Give every line of the data again, unchanged, but with no pictures.

** START Data shown **

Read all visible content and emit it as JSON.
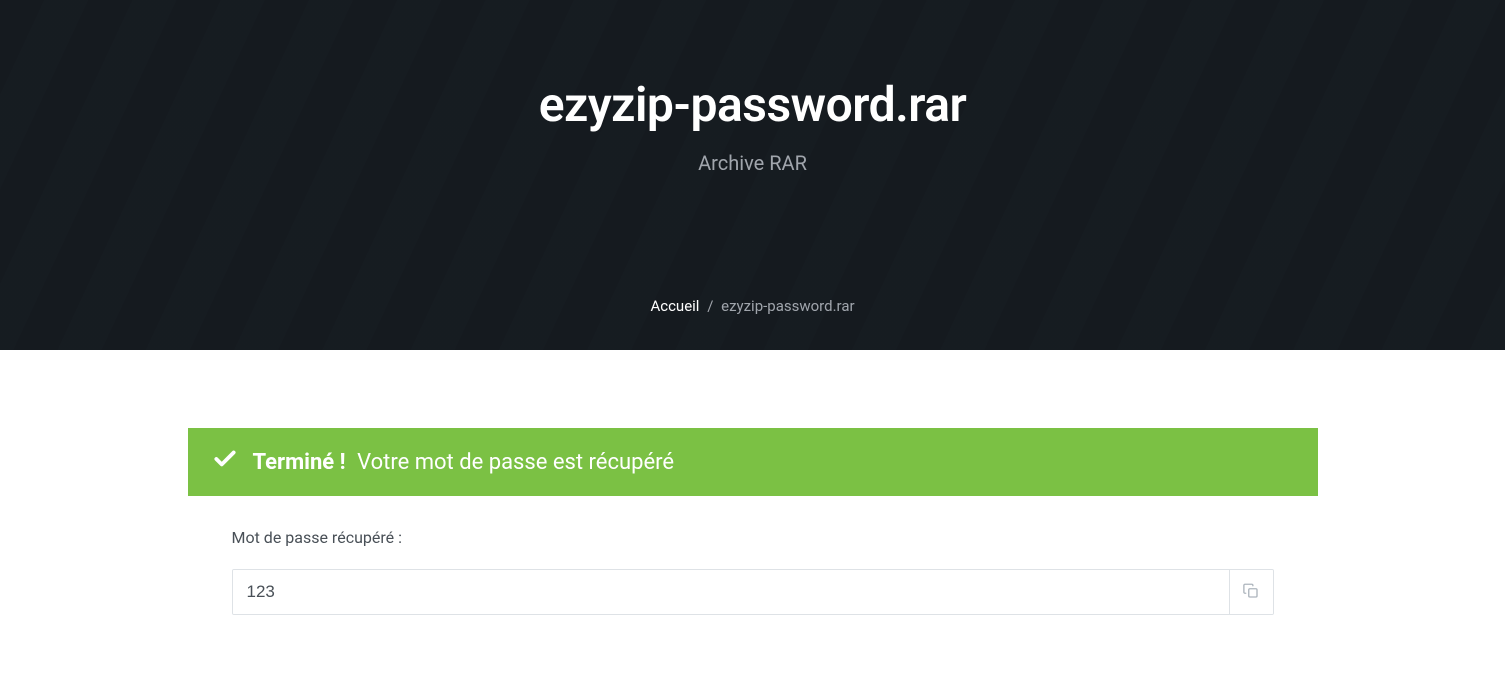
{
  "hero": {
    "title": "ezyzip-password.rar",
    "subtitle": "Archive RAR"
  },
  "breadcrumb": {
    "home": "Accueil",
    "separator": "/",
    "current": "ezyzip-password.rar"
  },
  "alert": {
    "bold": "Terminé !",
    "text": "Votre mot de passe est récupéré"
  },
  "result": {
    "label": "Mot de passe récupéré :",
    "password": "123"
  }
}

** END Data shown **

**Task response**
Read all visible content and emit it as JSON.
{
  "hero": {
    "title": "ezyzip-password.rar",
    "subtitle": "Archive RAR"
  },
  "breadcrumb": {
    "home": "Accueil",
    "separator": "/",
    "current": "ezyzip-password.rar"
  },
  "alert": {
    "bold": "Terminé !",
    "text": "Votre mot de passe est récupéré"
  },
  "result": {
    "label": "Mot de passe récupéré :",
    "password": "123"
  }
}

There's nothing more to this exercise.